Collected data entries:
'''

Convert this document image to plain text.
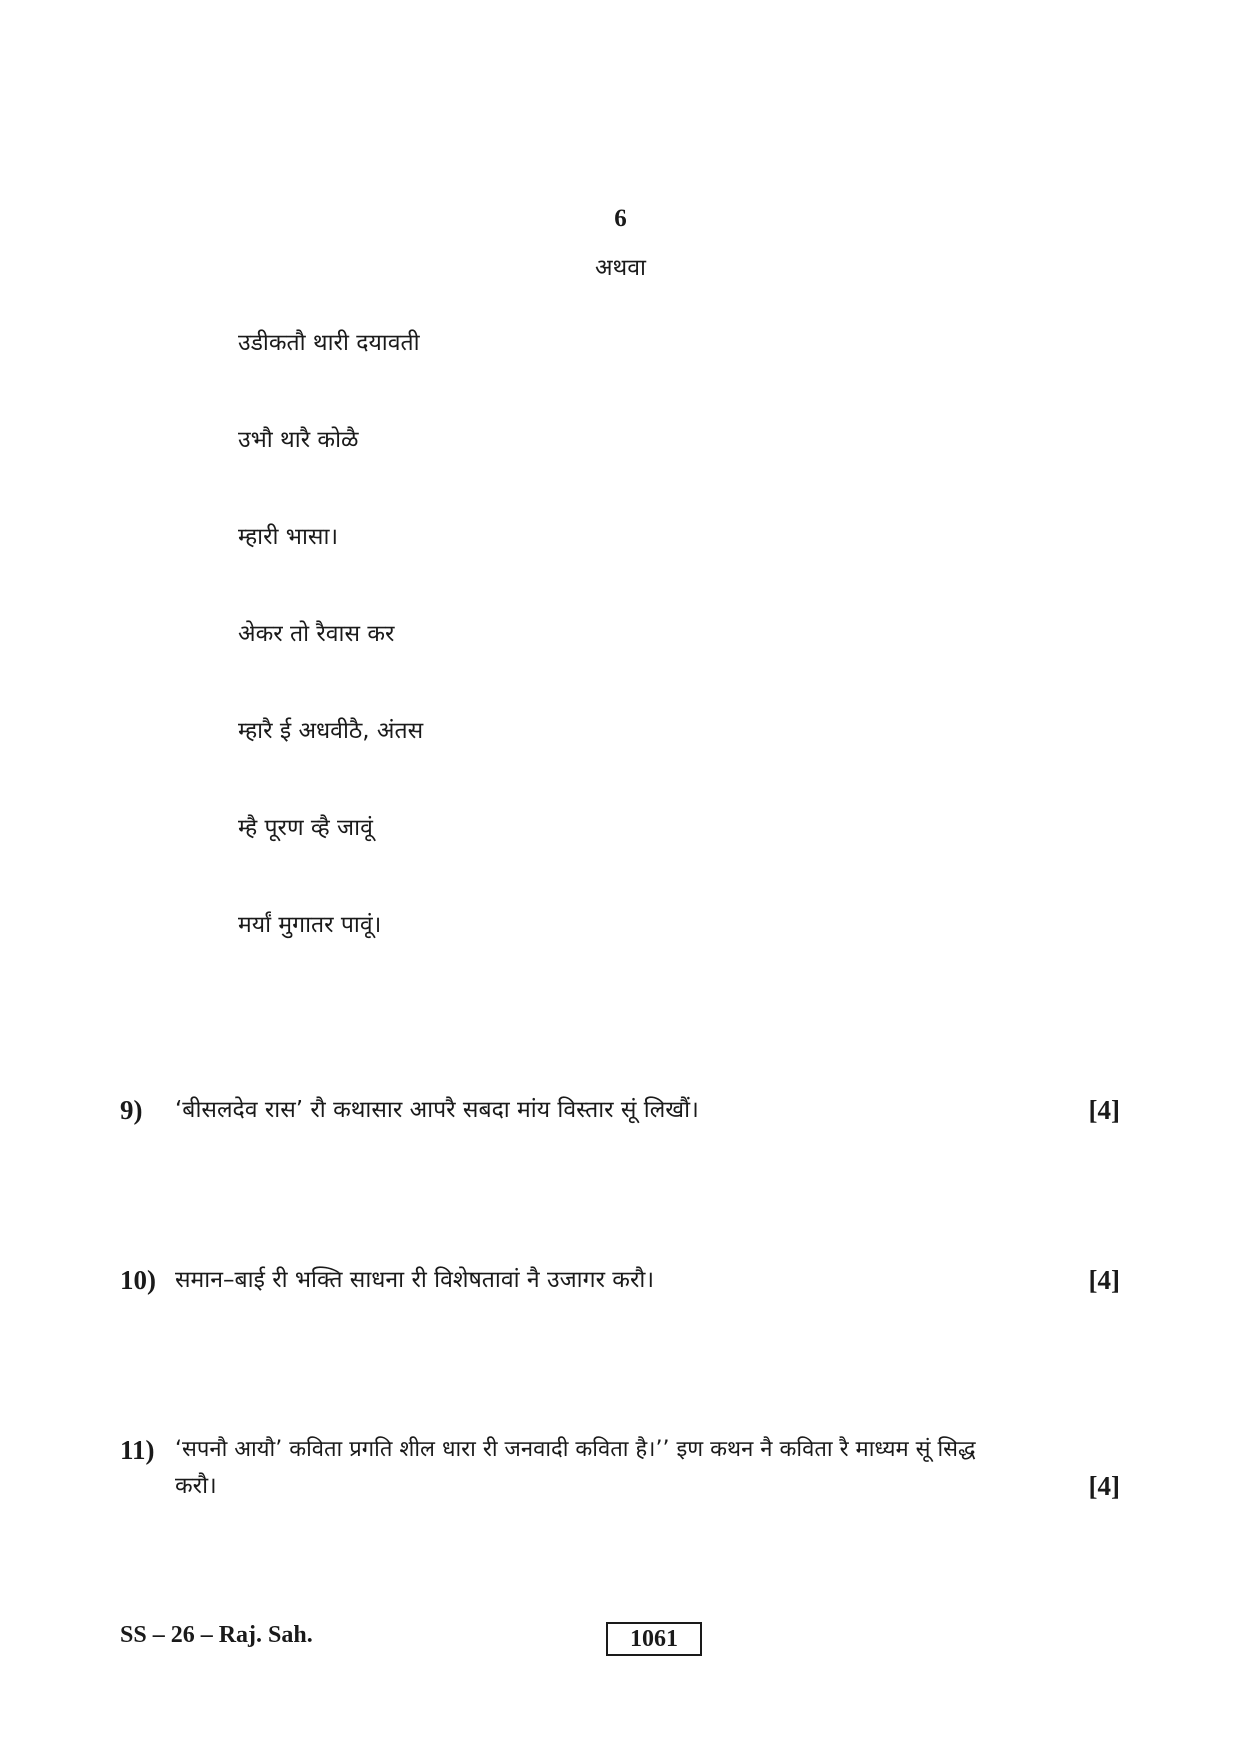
6
अथवा
उडीकतौ थारी दयावती
उभौ थारै कोळै
म्हारी भासा।
अेकर तो रैवास कर
म्हारै ई अधवीठै, अंतस
म्है पूरण व्है जावूं
मर्यां मुगातर पावूं।
9) ‘बीसलदेव रास’ रौ कथासार आपरै सबदा मांय विस्तार सूं लिखौं।	[4]
10) समान–बाई री भक्ति साधना री विशेषतावां नै उजागर करौ।	[4]
11) ‘सपनौ आयौ’ कविता प्रगति शील धारा री जनवादी कविता है।’’ इण कथन नै कविता रै माध्यम सूं सिद्ध
करौ।	[4]
SS – 26 – Raj. Sah.	1061
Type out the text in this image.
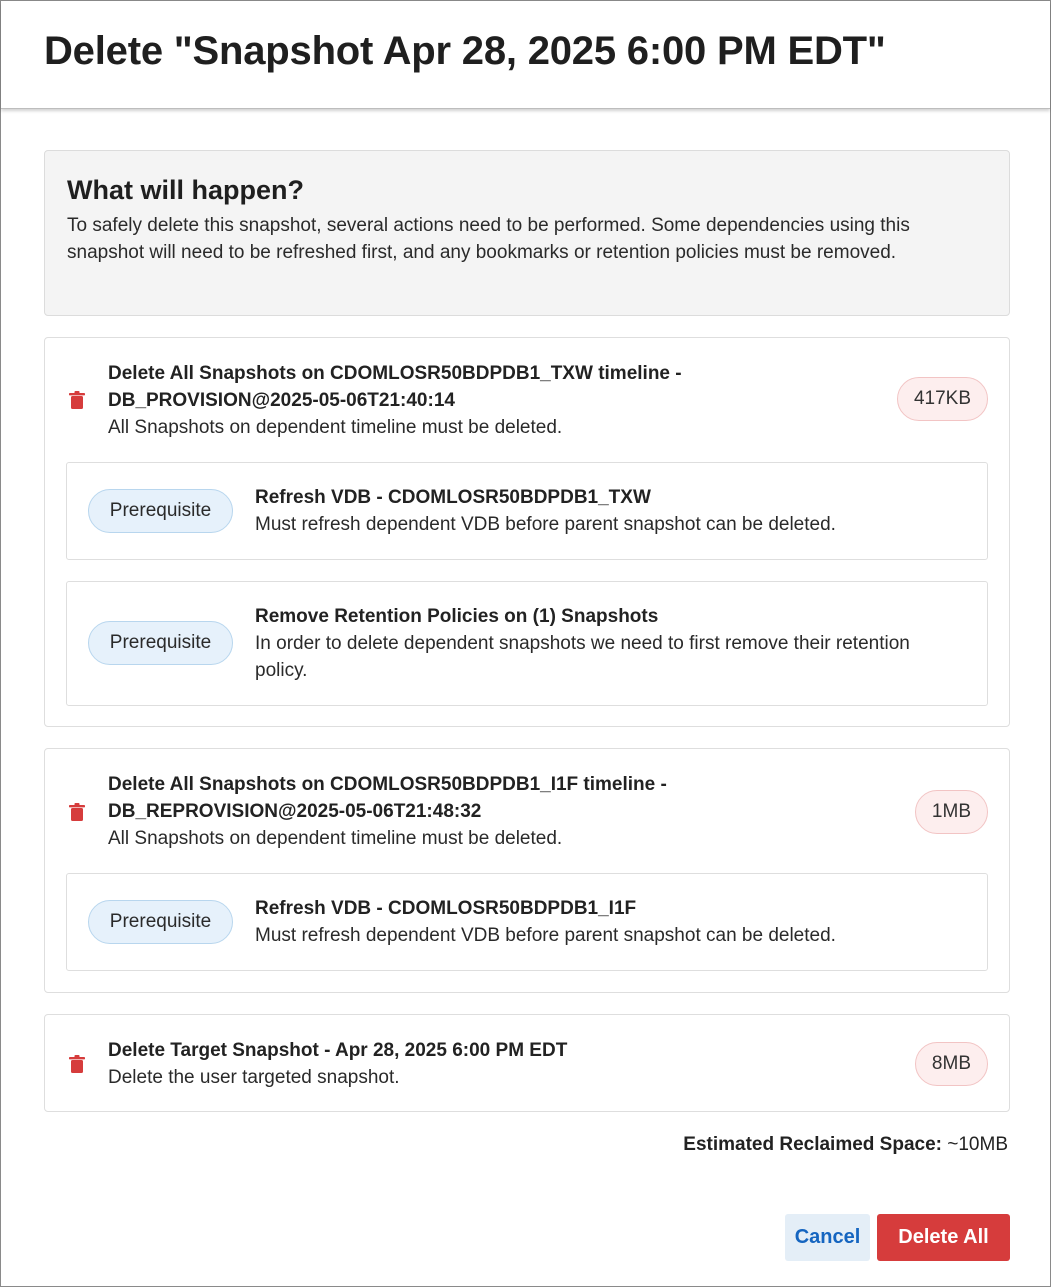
Delete "Snapshot Apr 28, 2025 6:00 PM EDT"
What will happen?
To safely delete this snapshot, several actions need to be performed. Some dependencies using this snapshot will need to be refreshed first, and any bookmarks or retention policies must be removed.
Delete All Snapshots on CDOMLOSR50BDPDB1_TXW timeline - DB_PROVISION@2025-05-06T21:40:14
All Snapshots on dependent timeline must be deleted.
417KB
Prerequisite
Refresh VDB - CDOMLOSR50BDPDB1_TXW
Must refresh dependent VDB before parent snapshot can be deleted.
Prerequisite
Remove Retention Policies on (1) Snapshots
In order to delete dependent snapshots we need to first remove their retention policy.
Delete All Snapshots on CDOMLOSR50BDPDB1_I1F timeline - DB_REPROVISION@2025-05-06T21:48:32
All Snapshots on dependent timeline must be deleted.
1MB
Prerequisite
Refresh VDB - CDOMLOSR50BDPDB1_I1F
Must refresh dependent VDB before parent snapshot can be deleted.
Delete Target Snapshot - Apr 28, 2025 6:00 PM EDT
Delete the user targeted snapshot.
8MB
Estimated Reclaimed Space: ~10MB
Cancel	Delete All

'''

Your instructions:
Copy the material above in full and exactly, skipping pictures.

Answer to the exercise:
Convert this document image to plain text.
6
अथवा
उडीकतौ थारी दयावती
उभौ थारै कोळै
म्हारी भासा।
अेकर तो रैवास कर
म्हारै ई अधवीठै, अंतस
म्है पूरण व्है जावूं
मर्यां मुगातर पावूं।
9) ‘बीसलदेव रास’ रौ कथासार आपरै सबदा मांय विस्तार सूं लिखौं।	[4]
10) समान–बाई री भक्ति साधना री विशेषतावां नै उजागर करौ।	[4]
11) ‘सपनौ आयौ’ कविता प्रगति शील धारा री जनवादी कविता है।’’ इण कथन नै कविता रै माध्यम सूं सिद्ध
करौ।	[4]
SS – 26 – Raj. Sah.	1061
Type out the text in this image.
Delete "Snapshot Apr 28, 2025 6:00 PM EDT"
What will happen?
To safely delete this snapshot, several actions need to be performed. Some dependencies using this snapshot will need to be refreshed first, and any bookmarks or retention policies must be removed.
Delete All Snapshots on CDOMLOSR50BDPDB1_TXW timeline - DB_PROVISION@2025-05-06T21:40:14
All Snapshots on dependent timeline must be deleted.
417KB
Prerequisite
Refresh VDB - CDOMLOSR50BDPDB1_TXW
Must refresh dependent VDB before parent snapshot can be deleted.
Prerequisite
Remove Retention Policies on (1) Snapshots
In order to delete dependent snapshots we need to first remove their retention policy.
Delete All Snapshots on CDOMLOSR50BDPDB1_I1F timeline - DB_REPROVISION@2025-05-06T21:48:32
All Snapshots on dependent timeline must be deleted.
1MB
Prerequisite
Refresh VDB - CDOMLOSR50BDPDB1_I1F
Must refresh dependent VDB before parent snapshot can be deleted.
Delete Target Snapshot - Apr 28, 2025 6:00 PM EDT
Delete the user targeted snapshot.
8MB
Estimated Reclaimed Space: ~10MB
Cancel	Delete All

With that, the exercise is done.